SOAL LATIHAN
**A)** Ringkas paragraf riwayat hidup Willibrordus yang dimulai dengan "Pada tahun-tahun itu" menjadi daftar butir, dengan tetap memuat fakta-fakta utamanya.
**B)** Teruskan riwayat hidup Willibrordus di bawah, mulai setelah kalimat terakhirnya.

KUTIPAN SUMBER

Kenangan Penuh Kasih
Tujuh puluh empat tahun lalu, tepatnya pada 15 Agustus 1946, Willibrordus mengawali hidup sebagai frater Bunda Hati Kudus. Waktu itu adalah akhir masa perang. Masa novisiat dijalaninya di kastil Hemstede di Houten. Bersama 15 pemuda lainnya, ia mempersiapkan diri menjadi seorang biarawan. Pendidikan Guru ditempuhnya di sekolah frater yakni SPG St. Jozef di Zeist. Setelah tamat, ia mengajar di sekolah-sekolah dasar, berturut-turut di Zeist, Amersfoort, kemudian kembali lagi ke Utrecht. Pada 1973, fr. Prudentius meninggal dunia, sehingga selain menangani tugas-tugas di sekolah, fr. Willibrordus juga mengurus kebun. Dari sini, mulai tampak bahwa Willibrordus lebih berminat pada alam daripada mengajar.
Pada tahun-tahun itu, selain mengajar di sekolah, Willibrordus juga menangani tugas lain sesuai kegemarannya, antara lain menjadi pembina klub sepak bola Zwaluwen Vooruit hingga menjadi wasit. Ia juga menjadi pembantu pada institut kateketik ‘De Beiaard’, sebuah karya yang telah dirintis sejak abad sebelumnya oleh pater Van Ginneken bersama Perkumpulan Wanita Bethania. Pekerjaan ini dilakukannya pada malam hari selama lebih dari 20 tahun. Di sini, ia mendampingi hampir 30 katekumen. Di Utrecht, ia juga bergabung dengan Perkumpulan Atletik Phoenix di Panbos, di mana olahraga menjadi sebuah kegiatan rekreasi mingguan.
Awal tahun 80-an, Bruder Budi Mulia memintanya mengajar di Curacao. Tampaknya ini merupakan sebuah pilihan yang sangat menantang. Daerah ini memiliki iklim yang panas, sehingga menyebabkannya jatuh sakit. Ia terpaksa kembali lagi ke Belanda.
Ia kemudian kembali lagi ke Borculo, di mana ia disibukkan lagi dengan berbagai tugas sekolah hingga memasuki masa pensiun. Beberapa tahun setelah pensiun, ia pindah ke Arnhem dan sejak tahun 2009, ia tinggal di Frateran St. Jozef, di De Bilt.

CUPLIKAN DATA
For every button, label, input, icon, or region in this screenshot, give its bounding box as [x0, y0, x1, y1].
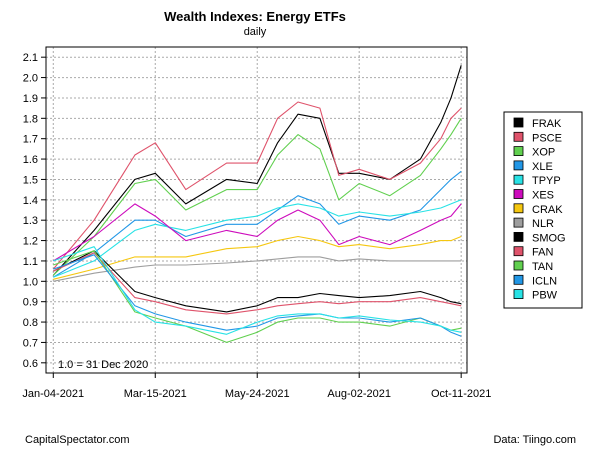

DAFTAR JAWABAN
**A)**
- Selain mengajar di sekolah, Willibrordus menjadi pembina klub sepak bola Zwaluwen Vooruit, hingga akhirnya menjadi wasit.
- Selama lebih dari 20 tahun, pada malam hari, ia membantu di institut kateketik 'De Beiaard'. Karya ini dirintis sejak abad sebelumnya oleh pater Van Ginneken bersama Perkumpulan Wanita Bethania.
- Di institut itu, ia mendampingi hampir 30 katekumen.
- Di Utrecht, ia bergabung dengan Perkumpulan Atletik Phoenix di Panbos, tempat olahraga menjadi kegiatan rekreasi mingguan.

**B)**
Mengenai kecintaannya kepada alam, ia bercerita, “Pada 1958 saya mengajar pada sebuah sekolah di Amersfoort. Bersama fr. Efrem Stein, saya mengunjungi perkebunan de Treek. Frater ini mengenal sejumlah besar jenis burung. Dan dari fr. Majella saya belajar berbagai jenis jamur. Sejak itu, saya juga belajar banyak hal tentang kupu-kupu dan lebah. Dengan demikian, melalui konfrater, antara lain saya menemukan kecintaan kepada alam.”
Willibrordus memeroleh pengetahuan tentang alam tidak dari bangku sekolah. Dia belajar langsung dari alam. Ia tak hanya melihat, tetapi melakukan pengamatan. Ia juga memerolehnya dari seseorang, ketika berjalan-jalan di hutan ‘frater itu’. “Dia menceritakan kepada kami, bahwa ada burung hantu di pohon. Ini sesuatu yang luar biasa. Ketika kami pada suatu waktu, berjalan-jalan lagi di hutan yang sama kami tidak melihat burung hantu tersebut, kami tidak menemukan pohon, di mana burung itu bertengger.”
Waktu di Borculo, banyak ditemukan jenis tanaman liar dan kupu-kupu yang sangat indah. Pada awalnya, hanyalah tanaman liar. Frater Jeroen yang menangani kebun ini tahu tentang semuanya. Dari dia, fr. Willibrordus banyak belajar, selain juga mengantarnya keliling.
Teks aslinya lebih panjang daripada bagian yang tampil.